═══ Excerpted text ═══
I have to declare from the start that this has been my most eagerly anticipated film of the year. I’ve been a devoted fan of the Mad Max franchise, from its humble B movie origins in 1979, through the awesome action tropes of The Road Warrior in 1981, and on to the inventive storytelling of Beyond Thunderdome in 1985. Through the intervening 35 years… can it really have been that long?… I, like many others have been keeping alive the hope that director George Miller would stop concentrating his talents on anodyne nonsense like Babe and Happy Feet and revisit his glorious, testosterone-fuelled past. And by jove, he’s finally done it – although this time out, he’s added a welcome dash of oestrogen too!

It’s a tough act to follow and a tough act for newbie Max, Tom Hardy, to step into Mel Gibson’s boots – so I’m delighted to report that this is a triumphant return to form and that Fury Road not only equals those earlier efforts but in many ways surpasses them. It’s a blitzkrieg of stunning vehicular chases, amazing stunt work and unforgettable dystopian visions, but it’s also backed up by a compelling central story. As ever in Miller-land, dialogue is kept to a minimum (Hardy doesn’t get to utter so much as a word for the first twenty minutes or so) but there’s so much going on up on the screen, you barely notice.

In a nightmarish, desert landscape, evil dictator Imortan Joe (Hugh Keays-Byrne) has founded an empire built on toil and the exploitation of the weak. (Max fans will remember Keays-Byrne as ‘Toecutter’ in the very first movie.) When one of Joe’s war parties brings in a bearded, half-conscious Max, the captive is summarily shaved, tattooed and branded, and is then assigned to ailing suicide-warrior, Nux (a barely recognisable Nicholas Hoult) as a living blood transfusion unit. However, when one of Joe’s most trusted lieutenants, Imperator Furiosa (Charlize Theron) decides to abscond with Joe’s five young wives (or his breeding stock, as he so delicately refers to them) Nux is one of the team despatched to bring them back and Max duly finds himself strapped to the front of a truck and hurled headlong into a terrifying chase. We’re taken along for the ride.
═══ Listed entries ═══
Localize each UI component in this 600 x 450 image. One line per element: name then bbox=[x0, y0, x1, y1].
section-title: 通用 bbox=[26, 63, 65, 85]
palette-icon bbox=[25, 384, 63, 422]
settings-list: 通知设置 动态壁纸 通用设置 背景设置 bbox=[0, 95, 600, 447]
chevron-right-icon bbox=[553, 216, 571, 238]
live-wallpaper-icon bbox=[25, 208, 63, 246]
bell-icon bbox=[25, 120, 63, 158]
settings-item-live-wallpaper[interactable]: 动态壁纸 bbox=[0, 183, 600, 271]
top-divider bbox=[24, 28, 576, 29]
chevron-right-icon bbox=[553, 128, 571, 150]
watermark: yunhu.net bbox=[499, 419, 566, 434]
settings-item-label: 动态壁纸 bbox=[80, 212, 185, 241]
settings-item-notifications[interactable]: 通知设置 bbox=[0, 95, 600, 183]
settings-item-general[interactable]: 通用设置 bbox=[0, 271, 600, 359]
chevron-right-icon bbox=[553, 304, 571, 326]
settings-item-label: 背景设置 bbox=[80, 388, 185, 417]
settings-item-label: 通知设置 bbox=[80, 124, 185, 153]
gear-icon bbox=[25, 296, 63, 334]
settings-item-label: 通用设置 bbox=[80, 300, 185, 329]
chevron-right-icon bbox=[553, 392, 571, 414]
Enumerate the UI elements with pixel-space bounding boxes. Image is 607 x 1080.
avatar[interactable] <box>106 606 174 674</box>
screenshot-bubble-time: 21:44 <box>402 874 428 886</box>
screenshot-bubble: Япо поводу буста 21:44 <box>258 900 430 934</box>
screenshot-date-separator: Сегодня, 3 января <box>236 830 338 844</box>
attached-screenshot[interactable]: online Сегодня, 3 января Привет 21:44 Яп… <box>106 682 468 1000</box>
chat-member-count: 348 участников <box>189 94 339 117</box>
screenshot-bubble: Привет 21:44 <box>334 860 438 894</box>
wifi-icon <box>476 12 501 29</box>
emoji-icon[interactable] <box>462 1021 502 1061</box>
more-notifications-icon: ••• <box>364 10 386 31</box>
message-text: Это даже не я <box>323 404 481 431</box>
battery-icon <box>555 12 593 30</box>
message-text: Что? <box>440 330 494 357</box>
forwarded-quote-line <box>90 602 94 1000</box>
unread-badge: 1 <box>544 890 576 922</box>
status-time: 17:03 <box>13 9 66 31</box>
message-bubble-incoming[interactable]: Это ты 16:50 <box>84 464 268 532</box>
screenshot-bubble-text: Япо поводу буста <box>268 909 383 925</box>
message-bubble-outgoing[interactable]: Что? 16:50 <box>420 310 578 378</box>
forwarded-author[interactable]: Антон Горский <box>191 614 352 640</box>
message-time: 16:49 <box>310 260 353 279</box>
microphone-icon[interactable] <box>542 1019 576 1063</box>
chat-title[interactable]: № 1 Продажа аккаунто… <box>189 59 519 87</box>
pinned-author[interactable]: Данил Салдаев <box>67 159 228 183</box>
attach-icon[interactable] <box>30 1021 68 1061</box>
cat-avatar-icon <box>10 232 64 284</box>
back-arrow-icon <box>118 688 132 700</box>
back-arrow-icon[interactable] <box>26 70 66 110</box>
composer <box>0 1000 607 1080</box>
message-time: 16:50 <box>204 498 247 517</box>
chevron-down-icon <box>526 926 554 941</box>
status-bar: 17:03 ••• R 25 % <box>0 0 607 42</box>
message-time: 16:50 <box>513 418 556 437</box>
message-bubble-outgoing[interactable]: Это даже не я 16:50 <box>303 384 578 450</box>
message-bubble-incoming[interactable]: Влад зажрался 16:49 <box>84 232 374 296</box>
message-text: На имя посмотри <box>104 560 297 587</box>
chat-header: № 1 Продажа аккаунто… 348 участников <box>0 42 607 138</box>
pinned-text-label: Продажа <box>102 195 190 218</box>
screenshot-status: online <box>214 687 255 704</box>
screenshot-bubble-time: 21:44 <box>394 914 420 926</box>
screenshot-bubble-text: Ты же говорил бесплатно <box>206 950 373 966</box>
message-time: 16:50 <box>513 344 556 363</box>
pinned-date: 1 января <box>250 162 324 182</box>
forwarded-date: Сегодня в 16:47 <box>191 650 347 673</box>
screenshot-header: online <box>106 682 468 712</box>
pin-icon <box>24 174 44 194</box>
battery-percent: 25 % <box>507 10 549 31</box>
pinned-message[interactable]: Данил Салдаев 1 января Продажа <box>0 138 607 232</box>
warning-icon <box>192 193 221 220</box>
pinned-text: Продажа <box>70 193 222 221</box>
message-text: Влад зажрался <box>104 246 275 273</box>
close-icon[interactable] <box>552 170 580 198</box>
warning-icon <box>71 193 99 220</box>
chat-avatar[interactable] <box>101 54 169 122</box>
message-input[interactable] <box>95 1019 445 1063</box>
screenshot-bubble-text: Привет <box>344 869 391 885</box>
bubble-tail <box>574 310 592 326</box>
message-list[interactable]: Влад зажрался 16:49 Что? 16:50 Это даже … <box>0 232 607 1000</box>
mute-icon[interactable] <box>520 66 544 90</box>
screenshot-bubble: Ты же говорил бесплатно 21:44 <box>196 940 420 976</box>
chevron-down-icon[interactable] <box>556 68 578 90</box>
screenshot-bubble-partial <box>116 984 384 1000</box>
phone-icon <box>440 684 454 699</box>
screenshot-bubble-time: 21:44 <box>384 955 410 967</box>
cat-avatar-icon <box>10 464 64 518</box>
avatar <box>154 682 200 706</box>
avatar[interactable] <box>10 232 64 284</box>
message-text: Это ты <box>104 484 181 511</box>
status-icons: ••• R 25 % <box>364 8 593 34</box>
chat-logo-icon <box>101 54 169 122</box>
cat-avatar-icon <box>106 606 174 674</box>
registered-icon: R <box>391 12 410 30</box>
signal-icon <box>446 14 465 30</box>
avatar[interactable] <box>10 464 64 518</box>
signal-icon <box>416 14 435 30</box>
═══
Problems to work on:
• A. Copy the records word for word, beginning with their first line and going on through the line that contains "forwarded-author[interactable]: Антон Горский".
• B. Go on with the Fury Road review from the point where it stops.

Answers for this exercise:
• A.
Localize each UI component in this 600 x 450 image. One line per element: name then bbox=[x0, y0, x1, y1].
section-title: 通用 bbox=[26, 63, 65, 85]
palette-icon bbox=[25, 384, 63, 422]
settings-list: 通知设置 动态壁纸 通用设置 背景设置 bbox=[0, 95, 600, 447]
chevron-right-icon bbox=[553, 216, 571, 238]
live-wallpaper-icon bbox=[25, 208, 63, 246]
bell-icon bbox=[25, 120, 63, 158]
settings-item-live-wallpaper[interactable]: 动态壁纸 bbox=[0, 183, 600, 271]
top-divider bbox=[24, 28, 576, 29]
chevron-right-icon bbox=[553, 128, 571, 150]
watermark: yunhu.net bbox=[499, 419, 566, 434]
settings-item-label: 动态壁纸 bbox=[80, 212, 185, 241]
settings-item-notifications[interactable]: 通知设置 bbox=[0, 95, 600, 183]
settings-item-general[interactable]: 通用设置 bbox=[0, 271, 600, 359]
chevron-right-icon bbox=[553, 304, 571, 326]
settings-item-label: 背景设置 bbox=[80, 388, 185, 417]
settings-item-label: 通知设置 bbox=[80, 124, 185, 153]
gear-icon bbox=[25, 296, 63, 334]
settings-item-label: 通用设置 bbox=[80, 300, 185, 329]
chevron-right-icon bbox=[553, 392, 571, 414]
Enumerate the UI elements with pixel-space bounding boxes. Image is 607 x 1080.
avatar[interactable] <box>106 606 174 674</box>
screenshot-bubble-time: 21:44 <box>402 874 428 886</box>
screenshot-bubble: Япо поводу буста 21:44 <box>258 900 430 934</box>
screenshot-date-separator: Сегодня, 3 января <box>236 830 338 844</box>
attached-screenshot[interactable]: online Сегодня, 3 января Привет 21:44 Яп… <box>106 682 468 1000</box>
chat-member-count: 348 участников <box>189 94 339 117</box>
screenshot-bubble: Привет 21:44 <box>334 860 438 894</box>
wifi-icon <box>476 12 501 29</box>
emoji-icon[interactable] <box>462 1021 502 1061</box>
more-notifications-icon: ••• <box>364 10 386 31</box>
message-text: Это даже не я <box>323 404 481 431</box>
battery-icon <box>555 12 593 30</box>
message-text: Что? <box>440 330 494 357</box>
forwarded-quote-line <box>90 602 94 1000</box>
unread-badge: 1 <box>544 890 576 922</box>
status-time: 17:03 <box>13 9 66 31</box>
message-bubble-incoming[interactable]: Это ты 16:50 <box>84 464 268 532</box>
screenshot-bubble-text: Япо поводу буста <box>268 909 383 925</box>
message-bubble-outgoing[interactable]: Что? 16:50 <box>420 310 578 378</box>
forwarded-author[interactable]: Антон Горский <box>191 614 352 640</box>

• B.
And what an unforgettable ride it is! The film leaps effortlessly from one frantic chase to the next, as Miller’s welded-together juggernauts collide, accelerate, swerve and explode in jaw-dropping style. There’s barely a sign of CGI to be seen, everything’s done pretty much for real and it’s little wonder that the closing credits feature what looks like hundreds of stunt performers. But it’s more than just action. Miller’s futuristic world is fully thought-through and dazzlingly captured amidst the stunning Namibian landscapes (this is the first of the series not actually shot in Australia) and there’s so much here to delight and surprise the viewers. Key among them are the manic lead guitarist chained to the front of a truck and pumping out death metal and fire in equal amounts; Joe’s breast-milk pumping parlour, where pregnant women are er… pressed into service; and the tribe of aged motorbiking female warriors who turn up to prove that when it comes to a fight, they’re more than a match for the younger men.

I loved this to pieces. The Mad Max films, though, are cinematic Marmite. If you don’t like what Miller does, this is going to feel like putting your head in a tumble drier and pressing the on switch. If however you like action cinema at its most inventive, this one is for you. One thing. The film was actually shot in 2D and for the 3D version, the process has been retroactively applied, which never makes for a good transfer; but trust me. You won’t need 3D for this. It’s eye-popping enough without.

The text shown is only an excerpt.